Required task:
Reproduce, unchanged, the lines in the records below, starting at the line that contains "question-text: ) 次用去的数可用百分" and ending at the line that contains "item-number: 3． [110, 786, 138, 806]", with both of those lines included.

Extracted data:
-*-

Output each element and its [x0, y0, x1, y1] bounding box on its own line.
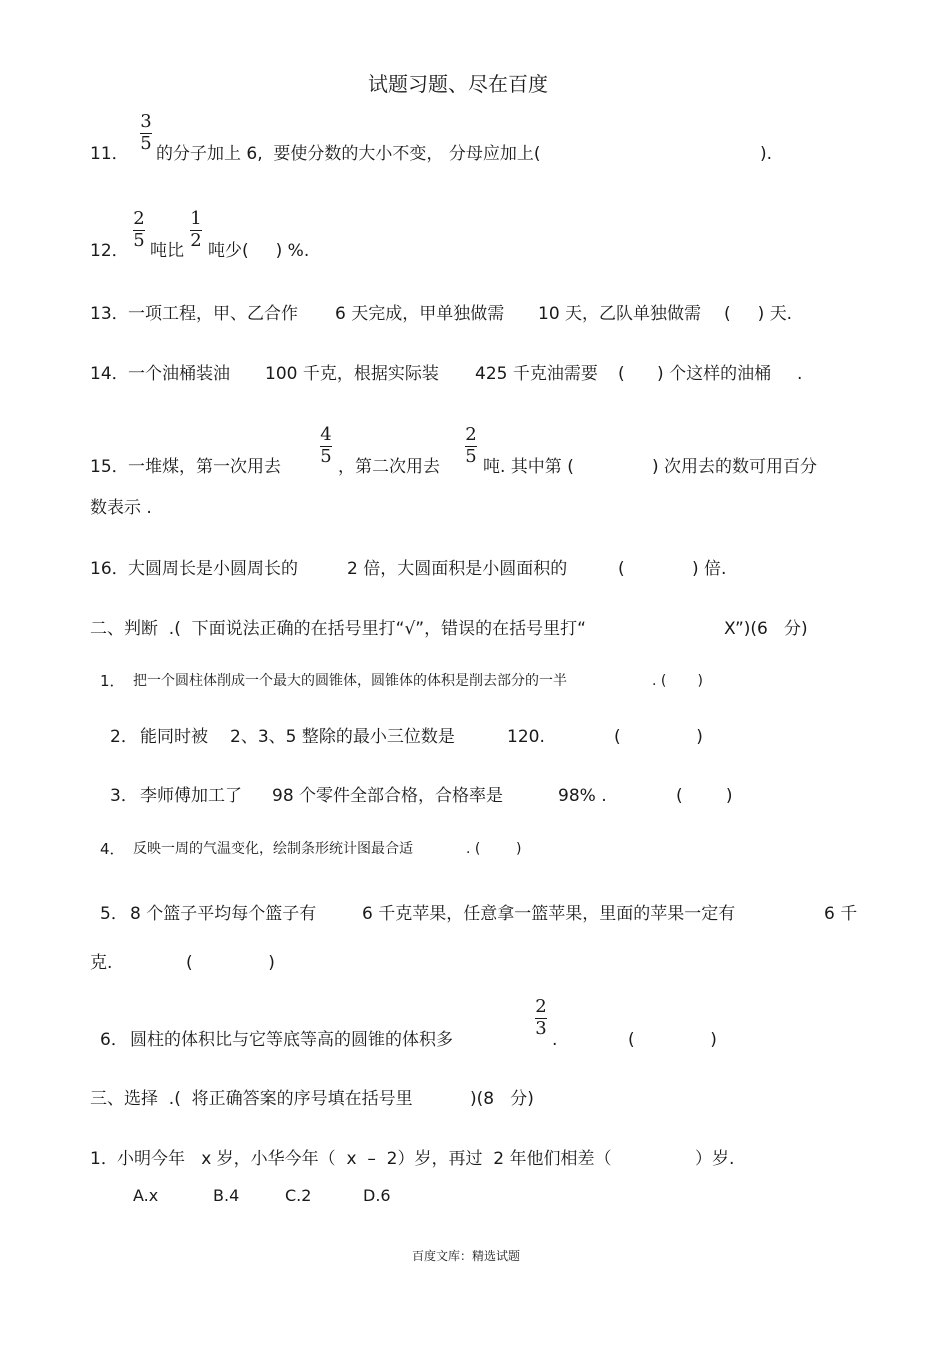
question-text: ) 次用去的数可用百分 [652, 457, 818, 477]
question-text: 大圆周长是小圆周长的 [128, 559, 298, 579]
question-number: 11． [90, 144, 129, 164]
option-b: B.4 [213, 1186, 240, 1205]
item-text: 8 个篮子平均每个篮子有 [130, 904, 317, 924]
question-text: 吨比 [150, 241, 184, 261]
fraction-numerator: 2 [535, 996, 547, 1017]
question-text: 数表示 . [90, 498, 152, 518]
question-text: 吨. 其中第 ( [483, 457, 574, 477]
answer-blank: . ( ) [652, 673, 703, 689]
answer-blank: ( ) [628, 1030, 717, 1050]
item-number: 4． [100, 840, 125, 858]
question-number: 14． [90, 364, 129, 384]
item-number: 3． [110, 786, 138, 806]
fraction [320, 426, 332, 466]
fraction-denominator: 3 [535, 1018, 547, 1039]
question-number: 15． [90, 457, 129, 477]
item-text: 6 千克苹果，任意拿一篮苹果，里面的苹果一定有 [362, 904, 736, 924]
question-text: 一项工程，甲、乙合作 [128, 304, 298, 324]
fraction [133, 210, 145, 250]
question-text: 一堆煤，第一次用去 [128, 457, 281, 477]
page-title: 试题习题、尽在百度 [368, 72, 548, 96]
answer-blank-open: ( [618, 559, 625, 579]
question-number: 12． [90, 241, 129, 261]
fraction [465, 426, 477, 466]
question-text: 6 天完成，甲单独做需 [335, 304, 505, 324]
item-text: 98 个零件全部合格，合格率是 [272, 786, 504, 806]
page-footer: 百度文库：精选试题 [412, 1249, 521, 1263]
question-text: ，第二次用去 [338, 457, 440, 477]
question-text: 的分子加上 6, 要使分数的大小不变， 分母应加上( [156, 144, 541, 164]
item-text: 克. [90, 953, 113, 973]
fraction-numerator: 2 [465, 424, 477, 445]
question-number: 13． [90, 304, 129, 324]
fraction-numerator: 4 [320, 424, 332, 445]
item-text: 6 千 [824, 904, 858, 924]
option-d: D.6 [363, 1186, 391, 1205]
item-number: 5． [100, 904, 128, 924]
fraction-numerator: 2 [133, 208, 145, 229]
fraction-denominator: 5 [140, 133, 152, 154]
question-text: ) 倍. [692, 559, 727, 579]
fraction-denominator: 5 [320, 446, 332, 467]
fraction-denominator: 5 [133, 230, 145, 251]
answer-blank-close: ). [760, 144, 773, 164]
answer-blank: ( ) 个这样的油桶 [618, 364, 772, 384]
answer-blank: ( ) [676, 786, 733, 806]
question-text: 2 倍，大圆面积是小圆面积的 [347, 559, 568, 579]
fraction [535, 998, 547, 1038]
answer-blank: ( ) [614, 727, 703, 747]
answer-blank: ( ) [186, 953, 275, 973]
option-a: A.x [133, 1186, 159, 1205]
section-heading: 三、选择 .( 将正确答案的序号填在括号里 [90, 1089, 413, 1109]
question-text: ）岁. [695, 1149, 735, 1169]
fraction-numerator: 1 [190, 208, 202, 229]
item-text: 反映一周的气温变化，绘制条形统计图最合适 [133, 841, 413, 857]
item-text: 把一个圆柱体削成一个最大的圆锥体，圆锥体的体积是削去部分的一半 [133, 673, 567, 689]
option-c: C.2 [285, 1186, 312, 1205]
item-text: 能同时被 [140, 727, 208, 747]
item-number: 2． [110, 727, 138, 747]
item-text: 120. [507, 727, 545, 747]
item-text: 李师傅加工了 [140, 786, 242, 806]
question-text: . [797, 364, 803, 384]
question-text: 一个油桶装油 [128, 364, 230, 384]
fraction-denominator: 5 [465, 446, 477, 467]
answer-blank: . ( ) [466, 841, 522, 857]
item-text: 2、3、5 整除的最小三位数是 [230, 727, 455, 747]
item-number: 6． [100, 1030, 128, 1050]
section-heading: X”)(6 分) [724, 619, 808, 639]
section-heading: 二、判断 .( 下面说法正确的在括号里打“√”，错误的在括号里打“ [90, 619, 586, 639]
fraction-denominator: 2 [190, 230, 202, 251]
question-number: 1． [90, 1149, 118, 1169]
item-text: 98% . [558, 786, 607, 806]
answer-blank: ( ) 天. [724, 304, 793, 324]
item-text: 圆柱的体积比与它等底等高的圆锥的体积多 [130, 1030, 453, 1050]
fraction-numerator: 3 [140, 111, 152, 132]
question-text: 小明今年 x 岁，小华今年（ x – 2）岁，再过 2 年他们相差（ [117, 1149, 612, 1169]
question-text: 425 千克油需要 [475, 364, 598, 384]
fraction [140, 113, 152, 153]
question-number: 16． [90, 559, 129, 579]
section-heading: )(8 分) [470, 1089, 534, 1109]
item-number: 1． [100, 672, 125, 690]
question-text: 10 天，乙队单独做需 [538, 304, 702, 324]
question-text: 100 千克，根据实际装 [265, 364, 439, 384]
item-text: . [552, 1030, 558, 1050]
question-text: 吨少( ) %. [208, 241, 310, 261]
fraction [190, 210, 202, 250]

-*-

Task response:
question-text: ) 次用去的数可用百分 [652, 457, 818, 477]
question-text: 大圆周长是小圆周长的 [128, 559, 298, 579]
question-number: 11． [90, 144, 129, 164]
option-b: B.4 [213, 1186, 240, 1205]
item-text: 8 个篮子平均每个篮子有 [130, 904, 317, 924]
question-text: 吨比 [150, 241, 184, 261]
fraction-numerator: 2 [535, 996, 547, 1017]
question-text: 数表示 . [90, 498, 152, 518]
question-text: 吨. 其中第 ( [483, 457, 574, 477]
answer-blank: . ( ) [652, 673, 703, 689]
answer-blank: ( ) [628, 1030, 717, 1050]
item-number: 4． [100, 840, 125, 858]
question-number: 14． [90, 364, 129, 384]
item-number: 3． [110, 786, 138, 806]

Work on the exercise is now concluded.